## Work required:
Please give the listing again, word for word, with nothing left out.

## Data records:

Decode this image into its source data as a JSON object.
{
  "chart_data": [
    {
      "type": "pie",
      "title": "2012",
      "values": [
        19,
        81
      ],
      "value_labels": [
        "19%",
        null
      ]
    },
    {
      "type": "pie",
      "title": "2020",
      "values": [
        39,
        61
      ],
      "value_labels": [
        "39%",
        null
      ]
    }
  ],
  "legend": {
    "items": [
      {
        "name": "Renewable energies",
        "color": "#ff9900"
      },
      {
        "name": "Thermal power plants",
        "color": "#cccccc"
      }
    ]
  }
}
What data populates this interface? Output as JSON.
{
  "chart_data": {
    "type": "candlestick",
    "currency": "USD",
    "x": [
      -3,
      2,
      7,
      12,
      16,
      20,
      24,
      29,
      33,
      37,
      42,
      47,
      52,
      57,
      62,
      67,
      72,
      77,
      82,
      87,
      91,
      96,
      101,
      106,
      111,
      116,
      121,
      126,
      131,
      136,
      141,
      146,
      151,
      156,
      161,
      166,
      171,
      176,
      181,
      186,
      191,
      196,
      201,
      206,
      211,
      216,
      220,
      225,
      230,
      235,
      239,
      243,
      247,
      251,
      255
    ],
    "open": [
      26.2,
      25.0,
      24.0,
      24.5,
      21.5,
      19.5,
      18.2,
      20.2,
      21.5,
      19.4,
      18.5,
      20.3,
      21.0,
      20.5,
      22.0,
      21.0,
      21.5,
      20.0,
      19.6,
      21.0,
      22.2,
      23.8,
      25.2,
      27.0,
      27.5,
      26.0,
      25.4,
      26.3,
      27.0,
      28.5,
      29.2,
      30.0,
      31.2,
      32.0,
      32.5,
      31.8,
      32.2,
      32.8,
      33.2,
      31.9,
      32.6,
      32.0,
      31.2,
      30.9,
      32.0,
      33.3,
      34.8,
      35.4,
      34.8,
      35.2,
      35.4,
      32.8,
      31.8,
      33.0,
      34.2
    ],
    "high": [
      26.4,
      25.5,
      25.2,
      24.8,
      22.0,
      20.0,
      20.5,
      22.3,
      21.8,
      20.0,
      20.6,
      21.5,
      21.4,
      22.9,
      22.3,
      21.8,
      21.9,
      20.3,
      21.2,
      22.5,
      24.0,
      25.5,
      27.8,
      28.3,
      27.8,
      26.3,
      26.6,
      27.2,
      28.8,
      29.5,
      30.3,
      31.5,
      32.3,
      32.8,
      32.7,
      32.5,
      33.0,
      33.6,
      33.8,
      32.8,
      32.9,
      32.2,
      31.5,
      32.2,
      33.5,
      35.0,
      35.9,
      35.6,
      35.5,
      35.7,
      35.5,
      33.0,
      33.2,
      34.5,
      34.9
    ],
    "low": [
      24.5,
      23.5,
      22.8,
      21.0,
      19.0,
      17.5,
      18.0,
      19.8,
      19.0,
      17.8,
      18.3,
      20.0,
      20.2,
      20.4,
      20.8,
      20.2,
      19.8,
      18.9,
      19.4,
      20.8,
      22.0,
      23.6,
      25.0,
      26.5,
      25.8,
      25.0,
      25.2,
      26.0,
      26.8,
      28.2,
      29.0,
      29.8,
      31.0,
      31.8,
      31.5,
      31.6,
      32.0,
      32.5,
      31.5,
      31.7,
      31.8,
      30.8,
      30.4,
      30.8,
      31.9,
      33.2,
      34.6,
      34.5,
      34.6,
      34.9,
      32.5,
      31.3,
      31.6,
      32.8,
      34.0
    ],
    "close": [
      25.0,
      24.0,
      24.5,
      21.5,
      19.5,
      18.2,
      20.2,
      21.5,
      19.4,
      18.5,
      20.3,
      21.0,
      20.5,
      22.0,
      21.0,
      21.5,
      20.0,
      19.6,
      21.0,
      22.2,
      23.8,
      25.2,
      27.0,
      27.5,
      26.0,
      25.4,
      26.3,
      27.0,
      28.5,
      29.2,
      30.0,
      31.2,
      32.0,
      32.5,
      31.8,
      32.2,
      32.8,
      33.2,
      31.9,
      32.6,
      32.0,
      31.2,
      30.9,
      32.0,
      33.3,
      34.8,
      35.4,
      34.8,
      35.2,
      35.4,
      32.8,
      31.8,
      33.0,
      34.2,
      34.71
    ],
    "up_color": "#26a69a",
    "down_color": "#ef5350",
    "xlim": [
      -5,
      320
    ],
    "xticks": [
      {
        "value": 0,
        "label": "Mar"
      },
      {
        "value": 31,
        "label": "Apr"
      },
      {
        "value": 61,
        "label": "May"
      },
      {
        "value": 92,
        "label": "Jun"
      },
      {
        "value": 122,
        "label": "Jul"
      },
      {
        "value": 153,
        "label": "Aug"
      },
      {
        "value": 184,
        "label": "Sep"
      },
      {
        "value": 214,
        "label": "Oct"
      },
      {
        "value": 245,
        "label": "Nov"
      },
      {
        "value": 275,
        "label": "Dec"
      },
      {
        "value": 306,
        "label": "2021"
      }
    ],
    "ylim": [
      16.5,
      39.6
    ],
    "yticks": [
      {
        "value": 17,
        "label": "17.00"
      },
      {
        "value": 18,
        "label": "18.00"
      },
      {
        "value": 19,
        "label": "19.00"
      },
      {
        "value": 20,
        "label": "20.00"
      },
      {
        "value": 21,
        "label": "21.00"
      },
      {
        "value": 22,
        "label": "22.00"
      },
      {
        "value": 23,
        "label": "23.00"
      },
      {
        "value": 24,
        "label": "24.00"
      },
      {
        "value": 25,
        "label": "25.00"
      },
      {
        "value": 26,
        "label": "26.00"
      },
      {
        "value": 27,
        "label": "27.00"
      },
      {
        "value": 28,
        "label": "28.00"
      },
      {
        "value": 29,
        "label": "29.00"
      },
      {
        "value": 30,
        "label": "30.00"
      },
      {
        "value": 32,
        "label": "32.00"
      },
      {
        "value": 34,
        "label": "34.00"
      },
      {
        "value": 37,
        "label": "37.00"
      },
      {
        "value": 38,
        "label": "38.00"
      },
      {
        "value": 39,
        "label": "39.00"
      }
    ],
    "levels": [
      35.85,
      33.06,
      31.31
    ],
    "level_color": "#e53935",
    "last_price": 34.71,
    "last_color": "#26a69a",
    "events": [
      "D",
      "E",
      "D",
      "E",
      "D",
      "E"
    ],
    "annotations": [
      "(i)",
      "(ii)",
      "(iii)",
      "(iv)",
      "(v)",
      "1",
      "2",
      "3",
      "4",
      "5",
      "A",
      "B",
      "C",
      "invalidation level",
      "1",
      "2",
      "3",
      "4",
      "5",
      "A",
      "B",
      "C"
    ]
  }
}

## Solution to the exercise:
Decode this image into its source data as a JSON object.
{
  "chart_data": [
    {
      "type": "pie",
      "title": "2012",
      "values": [
        19,
        81
      ],
      "value_labels": [
        "19%",
        null
      ]
    },
    {
      "type": "pie",
      "title": "2020",
      "values": [
        39,
        61
      ],
      "value_labels": [
        "39%",
        null
      ]
    }
  ],
  "legend": {
    "items": [
      {
        "name": "Renewable energies",
        "color": "#ff9900"
      },
      {
        "name": "Thermal power plants",
        "color": "#cccccc"
      }
    ]
  }
}
What data populates this interface? Output as JSON.
{
  "chart_data": {
    "type": "candlestick",
    "currency": "USD",
    "x": [
      -3,
      2,
      7,
      12,
      16,
      20,
      24,
      29,
      33,
      37,
      42,
      47,
      52,
      57,
      62,
      67,
      72,
      77,
      82,
      87,
      91,
      96,
      101,
      106,
      111,
      116,
      121,
      126,
      131,
      136,
      141,
      146,
      151,
      156,
      161,
      166,
      171,
      176,
      181,
      186,
      191,
      196,
      201,
      206,
      211,
      216,
      220,
      225,
      230,
      235,
      239,
      243,
      247,
      251,
      255
    ],
    "open": [
      26.2,
      25.0,
      24.0,
      24.5,
      21.5,
      19.5,
      18.2,
      20.2,
      21.5,
      19.4,
      18.5,
      20.3,
      21.0,
      20.5,
      22.0,
      21.0,
      21.5,
      20.0,
      19.6,
      21.0,
      22.2,
      23.8,
      25.2,
      27.0,
      27.5,
      26.0,
      25.4,
      26.3,
      27.0,
      28.5,
      29.2,
      30.0,
      31.2,
      32.0,
      32.5,
      31.8,
      32.2,
      32.8,
      33.2,
      31.9,
      32.6,
      32.0,
      31.2,
      30.9,
      32.0,
      33.3,
      34.8,
      35.4,
      34.8,
      35.2,
      35.4,
      32.8,
      31.8,
      33.0,
      34.2
    ],
    "high": [
      26.4,
      25.5,
      25.2,
      24.8,
      22.0,
      20.0,
      20.5,
      22.3,
      21.8,
      20.0,
      20.6,
      21.5,
      21.4,
      22.9,
      22.3,
      21.8,
      21.9,
      20.3,
      21.2,
      22.5,
      24.0,
      25.5,
      27.8,
      28.3,
      27.8,
      26.3,
      26.6,
      27.2,
      28.8,
      29.5,
      30.3,
      31.5,
      32.3,
      32.8,
      32.7,
      32.5,
      33.0,
      33.6,
      33.8,
      32.8,
      32.9,
      32.2,
      31.5,
      32.2,
      33.5,
      35.0,
      35.9,
      35.6,
      35.5,
      35.7,
      35.5,
      33.0,
      33.2,
      34.5,
      34.9
    ],
    "low": [
      24.5,
      23.5,
      22.8,
      21.0,
      19.0,
      17.5,
      18.0,
      19.8,
      19.0,
      17.8,
      18.3,
      20.0,
      20.2,
      20.4,
      20.8,
      20.2,
      19.8,
      18.9,
      19.4,
      20.8,
      22.0,
      23.6,
      25.0,
      26.5,
      25.8,
      25.0,
      25.2,
      26.0,
      26.8,
      28.2,
      29.0,
      29.8,
      31.0,
      31.8,
      31.5,
      31.6,
      32.0,
      32.5,
      31.5,
      31.7,
      31.8,
      30.8,
      30.4,
      30.8,
      31.9,
      33.2,
      34.6,
      34.5,
      34.6,
      34.9,
      32.5,
      31.3,
      31.6,
      32.8,
      34.0
    ],
    "close": [
      25.0,
      24.0,
      24.5,
      21.5,
      19.5,
      18.2,
      20.2,
      21.5,
      19.4,
      18.5,
      20.3,
      21.0,
      20.5,
      22.0,
      21.0,
      21.5,
      20.0,
      19.6,
      21.0,
      22.2,
      23.8,
      25.2,
      27.0,
      27.5,
      26.0,
      25.4,
      26.3,
      27.0,
      28.5,
      29.2,
      30.0,
      31.2,
      32.0,
      32.5,
      31.8,
      32.2,
      32.8,
      33.2,
      31.9,
      32.6,
      32.0,
      31.2,
      30.9,
      32.0,
      33.3,
      34.8,
      35.4,
      34.8,
      35.2,
      35.4,
      32.8,
      31.8,
      33.0,
      34.2,
      34.71
    ],
    "up_color": "#26a69a",
    "down_color": "#ef5350",
    "xlim": [
      -5,
      320
    ],
    "xticks": [
      {
        "value": 0,
        "label": "Mar"
      },
      {
        "value": 31,
        "label": "Apr"
      },
      {
        "value": 61,
        "label": "May"
      },
      {
        "value": 92,
        "label": "Jun"
      },
      {
        "value": 122,
        "label": "Jul"
      },
      {
        "value": 153,
        "label": "Aug"
      },
      {
        "value": 184,
        "label": "Sep"
      },
      {
        "value": 214,
        "label": "Oct"
      },
      {
        "value": 245,
        "label": "Nov"
      },
      {
        "value": 275,
        "label": "Dec"
      },
      {
        "value": 306,
        "label": "2021"
      }
    ],
    "ylim": [
      16.5,
      39.6
    ],
    "yticks": [
      {
        "value": 17,
        "label": "17.00"
      },
      {
        "value": 18,
        "label": "18.00"
      },
      {
        "value": 19,
        "label": "19.00"
      },
      {
        "value": 20,
        "label": "20.00"
      },
      {
        "value": 21,
        "label": "21.00"
      },
      {
        "value": 22,
        "label": "22.00"
      },
      {
        "value": 23,
        "label": "23.00"
      },
      {
        "value": 24,
        "label": "24.00"
      },
      {
        "value": 25,
        "label": "25.00"
      },
      {
        "value": 26,
        "label": "26.00"
      },
      {
        "value": 27,
        "label": "27.00"
      },
      {
        "value": 28,
        "label": "28.00"
      },
      {
        "value": 29,
        "label": "29.00"
      },
      {
        "value": 30,
        "label": "30.00"
      },
      {
        "value": 32,
        "label": "32.00"
      },
      {
        "value": 34,
        "label": "34.00"
      },
      {
        "value": 37,
        "label": "37.00"
      },
      {
        "value": 38,
        "label": "38.00"
      },
      {
        "value": 39,
        "label": "39.00"
      }
    ],
    "levels": [
      35.85,
      33.06,
      31.31
    ],
    "level_color": "#e53935",
    "last_price": 34.71,
    "last_color": "#26a69a",
    "events": [
      "D",
      "E",
      "D",
      "E",
      "D",
      "E"
    ],
    "annotations": [
      "(i)",
      "(ii)",
      "(iii)",
      "(iv)",
      "(v)",
      "1",
      "2",
      "3",
      "4",
      "5",
      "A",
      "B",
      "C",
      "invalidation level",
      "1",
      "2",
      "3",
      "4",
      "5",
      "A",
      "B",
      "C"
    ]
  }
}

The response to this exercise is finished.